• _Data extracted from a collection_
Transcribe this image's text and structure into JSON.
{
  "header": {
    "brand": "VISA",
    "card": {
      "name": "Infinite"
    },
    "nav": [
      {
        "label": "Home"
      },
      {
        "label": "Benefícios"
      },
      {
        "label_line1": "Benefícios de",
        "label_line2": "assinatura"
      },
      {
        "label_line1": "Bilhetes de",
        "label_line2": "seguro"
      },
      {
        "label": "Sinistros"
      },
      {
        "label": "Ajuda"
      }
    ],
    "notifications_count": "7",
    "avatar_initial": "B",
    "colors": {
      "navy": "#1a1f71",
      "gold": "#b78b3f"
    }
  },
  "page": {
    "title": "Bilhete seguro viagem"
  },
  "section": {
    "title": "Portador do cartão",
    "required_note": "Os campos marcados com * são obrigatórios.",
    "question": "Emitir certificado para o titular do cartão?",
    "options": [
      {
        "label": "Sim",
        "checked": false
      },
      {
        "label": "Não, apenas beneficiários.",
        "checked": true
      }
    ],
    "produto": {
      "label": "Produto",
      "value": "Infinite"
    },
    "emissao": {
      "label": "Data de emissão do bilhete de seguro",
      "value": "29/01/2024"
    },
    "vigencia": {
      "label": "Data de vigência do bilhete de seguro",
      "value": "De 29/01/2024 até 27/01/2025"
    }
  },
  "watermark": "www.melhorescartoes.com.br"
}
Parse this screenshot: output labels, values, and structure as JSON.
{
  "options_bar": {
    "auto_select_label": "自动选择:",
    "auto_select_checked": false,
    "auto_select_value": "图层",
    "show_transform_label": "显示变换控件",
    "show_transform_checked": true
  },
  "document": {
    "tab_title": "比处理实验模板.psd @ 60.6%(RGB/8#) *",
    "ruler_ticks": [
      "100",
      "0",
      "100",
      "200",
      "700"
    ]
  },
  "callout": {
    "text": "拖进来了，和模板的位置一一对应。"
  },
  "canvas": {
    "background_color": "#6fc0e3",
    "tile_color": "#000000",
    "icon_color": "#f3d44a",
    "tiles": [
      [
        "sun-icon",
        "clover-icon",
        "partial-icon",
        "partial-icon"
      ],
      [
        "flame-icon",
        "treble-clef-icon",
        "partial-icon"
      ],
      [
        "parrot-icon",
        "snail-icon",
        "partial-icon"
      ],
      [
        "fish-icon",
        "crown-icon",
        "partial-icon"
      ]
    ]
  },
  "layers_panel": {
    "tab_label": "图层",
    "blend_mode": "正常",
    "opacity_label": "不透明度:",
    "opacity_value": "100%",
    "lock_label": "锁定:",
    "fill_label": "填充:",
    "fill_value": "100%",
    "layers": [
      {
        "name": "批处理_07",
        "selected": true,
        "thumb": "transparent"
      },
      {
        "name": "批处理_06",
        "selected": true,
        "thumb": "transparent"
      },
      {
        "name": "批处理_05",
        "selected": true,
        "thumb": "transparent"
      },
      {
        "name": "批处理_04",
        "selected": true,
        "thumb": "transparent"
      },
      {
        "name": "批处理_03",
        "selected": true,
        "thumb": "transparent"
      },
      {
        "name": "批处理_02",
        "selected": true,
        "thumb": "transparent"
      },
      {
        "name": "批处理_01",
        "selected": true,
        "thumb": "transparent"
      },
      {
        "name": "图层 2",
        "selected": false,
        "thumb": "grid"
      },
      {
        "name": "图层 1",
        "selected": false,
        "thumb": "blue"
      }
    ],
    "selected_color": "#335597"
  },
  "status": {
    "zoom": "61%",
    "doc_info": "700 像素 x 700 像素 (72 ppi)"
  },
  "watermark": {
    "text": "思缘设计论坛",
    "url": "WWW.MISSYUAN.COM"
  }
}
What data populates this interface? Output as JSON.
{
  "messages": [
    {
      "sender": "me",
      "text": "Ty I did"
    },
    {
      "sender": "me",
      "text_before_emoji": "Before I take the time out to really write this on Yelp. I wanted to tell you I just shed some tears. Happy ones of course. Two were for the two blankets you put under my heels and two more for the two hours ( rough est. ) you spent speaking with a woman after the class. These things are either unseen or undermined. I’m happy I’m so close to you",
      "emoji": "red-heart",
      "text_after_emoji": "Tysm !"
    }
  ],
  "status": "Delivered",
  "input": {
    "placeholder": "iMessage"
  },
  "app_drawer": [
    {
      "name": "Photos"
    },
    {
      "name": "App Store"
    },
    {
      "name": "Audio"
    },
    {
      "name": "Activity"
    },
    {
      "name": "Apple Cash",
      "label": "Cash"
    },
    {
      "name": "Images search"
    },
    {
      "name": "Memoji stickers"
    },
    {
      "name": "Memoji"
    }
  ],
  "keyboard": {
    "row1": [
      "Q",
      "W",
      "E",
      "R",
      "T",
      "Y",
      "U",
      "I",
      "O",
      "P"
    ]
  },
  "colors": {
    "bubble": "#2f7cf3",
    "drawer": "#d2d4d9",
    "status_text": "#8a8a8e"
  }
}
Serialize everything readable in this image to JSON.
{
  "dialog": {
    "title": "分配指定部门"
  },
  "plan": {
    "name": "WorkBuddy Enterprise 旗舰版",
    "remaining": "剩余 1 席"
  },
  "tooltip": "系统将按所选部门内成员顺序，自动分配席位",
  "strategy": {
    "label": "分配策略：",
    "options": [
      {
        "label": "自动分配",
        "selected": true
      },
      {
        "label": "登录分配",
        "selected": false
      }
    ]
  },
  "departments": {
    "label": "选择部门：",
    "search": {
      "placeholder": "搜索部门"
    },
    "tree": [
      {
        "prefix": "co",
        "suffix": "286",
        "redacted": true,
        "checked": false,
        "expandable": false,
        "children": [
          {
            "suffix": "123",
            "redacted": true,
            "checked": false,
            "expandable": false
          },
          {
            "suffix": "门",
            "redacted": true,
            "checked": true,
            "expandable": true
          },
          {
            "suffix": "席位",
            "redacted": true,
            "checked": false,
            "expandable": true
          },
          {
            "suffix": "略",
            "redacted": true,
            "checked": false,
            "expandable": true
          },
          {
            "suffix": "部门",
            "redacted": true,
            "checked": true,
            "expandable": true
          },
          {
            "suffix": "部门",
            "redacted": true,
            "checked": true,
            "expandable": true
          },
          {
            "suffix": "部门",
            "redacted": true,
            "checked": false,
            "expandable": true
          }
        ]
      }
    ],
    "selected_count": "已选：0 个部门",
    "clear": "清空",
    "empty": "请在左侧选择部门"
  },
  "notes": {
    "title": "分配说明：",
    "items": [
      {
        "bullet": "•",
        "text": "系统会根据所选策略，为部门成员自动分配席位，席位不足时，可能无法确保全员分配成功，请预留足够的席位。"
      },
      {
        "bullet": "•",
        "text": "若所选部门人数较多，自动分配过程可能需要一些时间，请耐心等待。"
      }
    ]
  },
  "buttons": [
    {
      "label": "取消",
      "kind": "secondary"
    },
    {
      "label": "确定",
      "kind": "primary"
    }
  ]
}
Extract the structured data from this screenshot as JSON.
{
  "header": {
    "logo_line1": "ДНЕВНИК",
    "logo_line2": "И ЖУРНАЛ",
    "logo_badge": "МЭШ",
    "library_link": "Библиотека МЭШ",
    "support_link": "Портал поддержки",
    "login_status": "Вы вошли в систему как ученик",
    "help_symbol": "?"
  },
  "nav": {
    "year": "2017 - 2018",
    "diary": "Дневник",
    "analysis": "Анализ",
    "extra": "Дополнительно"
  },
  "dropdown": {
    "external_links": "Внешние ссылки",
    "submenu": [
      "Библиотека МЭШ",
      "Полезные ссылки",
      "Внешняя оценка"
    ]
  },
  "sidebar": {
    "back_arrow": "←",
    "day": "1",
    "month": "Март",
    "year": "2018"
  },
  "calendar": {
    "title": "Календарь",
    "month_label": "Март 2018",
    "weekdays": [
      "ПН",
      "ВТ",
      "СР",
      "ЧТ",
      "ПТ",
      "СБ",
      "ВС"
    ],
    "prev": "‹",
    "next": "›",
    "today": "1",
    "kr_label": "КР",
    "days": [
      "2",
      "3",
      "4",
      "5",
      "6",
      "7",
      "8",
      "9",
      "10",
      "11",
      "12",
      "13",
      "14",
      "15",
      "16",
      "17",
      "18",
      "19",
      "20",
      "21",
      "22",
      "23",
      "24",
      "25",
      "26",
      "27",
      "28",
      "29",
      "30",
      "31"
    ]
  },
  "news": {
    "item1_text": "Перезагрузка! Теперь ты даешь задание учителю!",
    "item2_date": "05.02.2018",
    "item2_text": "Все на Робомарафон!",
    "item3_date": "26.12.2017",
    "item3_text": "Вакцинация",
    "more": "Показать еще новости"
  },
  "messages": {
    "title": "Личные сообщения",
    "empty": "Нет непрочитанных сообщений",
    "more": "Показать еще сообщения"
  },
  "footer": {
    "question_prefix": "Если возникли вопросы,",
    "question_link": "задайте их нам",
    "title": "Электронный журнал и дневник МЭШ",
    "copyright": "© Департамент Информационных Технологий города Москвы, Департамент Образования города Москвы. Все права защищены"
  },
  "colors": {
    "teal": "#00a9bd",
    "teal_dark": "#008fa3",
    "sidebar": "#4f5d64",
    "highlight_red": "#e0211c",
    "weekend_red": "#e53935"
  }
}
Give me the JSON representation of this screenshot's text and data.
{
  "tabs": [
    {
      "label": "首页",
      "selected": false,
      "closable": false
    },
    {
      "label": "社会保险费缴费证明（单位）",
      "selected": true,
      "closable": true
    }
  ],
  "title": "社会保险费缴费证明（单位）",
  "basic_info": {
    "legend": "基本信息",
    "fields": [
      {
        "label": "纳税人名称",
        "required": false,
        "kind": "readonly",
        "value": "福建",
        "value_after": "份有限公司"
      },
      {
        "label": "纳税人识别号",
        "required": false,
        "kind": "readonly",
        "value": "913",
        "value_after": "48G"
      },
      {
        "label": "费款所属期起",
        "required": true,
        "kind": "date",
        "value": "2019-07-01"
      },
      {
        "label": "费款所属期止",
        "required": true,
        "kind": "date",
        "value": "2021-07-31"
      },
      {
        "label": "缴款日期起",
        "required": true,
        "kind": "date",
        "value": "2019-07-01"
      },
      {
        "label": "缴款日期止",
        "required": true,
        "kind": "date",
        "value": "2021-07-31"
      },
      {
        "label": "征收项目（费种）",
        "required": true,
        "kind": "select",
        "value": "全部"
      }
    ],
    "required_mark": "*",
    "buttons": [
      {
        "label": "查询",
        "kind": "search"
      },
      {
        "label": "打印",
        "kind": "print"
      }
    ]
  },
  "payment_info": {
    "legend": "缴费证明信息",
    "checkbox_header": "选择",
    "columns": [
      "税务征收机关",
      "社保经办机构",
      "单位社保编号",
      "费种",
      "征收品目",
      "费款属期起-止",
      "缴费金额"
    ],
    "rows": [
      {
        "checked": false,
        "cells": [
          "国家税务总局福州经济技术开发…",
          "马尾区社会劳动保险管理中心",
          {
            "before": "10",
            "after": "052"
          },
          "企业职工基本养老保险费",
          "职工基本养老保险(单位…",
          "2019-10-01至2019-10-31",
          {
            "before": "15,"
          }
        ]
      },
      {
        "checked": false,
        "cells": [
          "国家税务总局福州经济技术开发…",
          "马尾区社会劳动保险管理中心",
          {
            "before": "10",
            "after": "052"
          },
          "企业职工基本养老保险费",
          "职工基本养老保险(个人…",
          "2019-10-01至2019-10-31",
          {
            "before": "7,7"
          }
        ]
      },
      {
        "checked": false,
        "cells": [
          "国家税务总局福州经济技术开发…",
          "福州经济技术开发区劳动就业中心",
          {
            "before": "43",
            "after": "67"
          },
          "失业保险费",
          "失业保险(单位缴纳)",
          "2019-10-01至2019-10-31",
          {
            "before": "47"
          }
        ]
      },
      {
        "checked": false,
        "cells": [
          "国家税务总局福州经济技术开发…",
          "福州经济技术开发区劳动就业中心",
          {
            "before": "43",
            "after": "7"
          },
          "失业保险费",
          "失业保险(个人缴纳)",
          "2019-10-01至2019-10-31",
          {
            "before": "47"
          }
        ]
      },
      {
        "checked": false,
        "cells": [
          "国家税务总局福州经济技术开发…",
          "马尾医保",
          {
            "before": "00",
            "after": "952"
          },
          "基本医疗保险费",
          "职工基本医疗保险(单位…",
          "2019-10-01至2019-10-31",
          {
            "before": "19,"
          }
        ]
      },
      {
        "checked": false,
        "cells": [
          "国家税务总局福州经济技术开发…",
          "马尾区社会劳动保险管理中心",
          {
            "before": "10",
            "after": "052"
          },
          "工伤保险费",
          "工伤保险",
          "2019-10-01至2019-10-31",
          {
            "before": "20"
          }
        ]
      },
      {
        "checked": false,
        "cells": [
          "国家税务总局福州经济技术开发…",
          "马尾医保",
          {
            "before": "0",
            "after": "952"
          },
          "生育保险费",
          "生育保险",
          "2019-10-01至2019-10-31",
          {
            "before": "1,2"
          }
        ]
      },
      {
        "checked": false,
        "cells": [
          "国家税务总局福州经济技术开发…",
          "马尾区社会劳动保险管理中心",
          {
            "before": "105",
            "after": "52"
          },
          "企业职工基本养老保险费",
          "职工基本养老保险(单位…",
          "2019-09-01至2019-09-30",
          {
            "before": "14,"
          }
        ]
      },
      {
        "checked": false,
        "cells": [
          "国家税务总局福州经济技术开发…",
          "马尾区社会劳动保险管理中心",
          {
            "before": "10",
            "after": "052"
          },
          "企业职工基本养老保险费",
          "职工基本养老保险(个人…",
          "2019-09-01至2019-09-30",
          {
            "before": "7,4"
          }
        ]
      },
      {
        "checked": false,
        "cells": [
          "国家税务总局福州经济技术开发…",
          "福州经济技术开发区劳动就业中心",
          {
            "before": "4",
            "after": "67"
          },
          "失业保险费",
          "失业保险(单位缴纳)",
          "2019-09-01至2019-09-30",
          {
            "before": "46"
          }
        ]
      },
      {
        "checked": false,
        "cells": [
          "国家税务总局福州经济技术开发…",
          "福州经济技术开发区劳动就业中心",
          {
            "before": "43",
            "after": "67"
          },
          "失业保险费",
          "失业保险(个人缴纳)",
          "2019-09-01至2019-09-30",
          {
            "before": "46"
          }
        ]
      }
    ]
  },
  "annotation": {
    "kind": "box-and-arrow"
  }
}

• _Short exercise_
Each line above that includes "Библиотека" counts once; state the total and nothing more.

• _Task solution_
2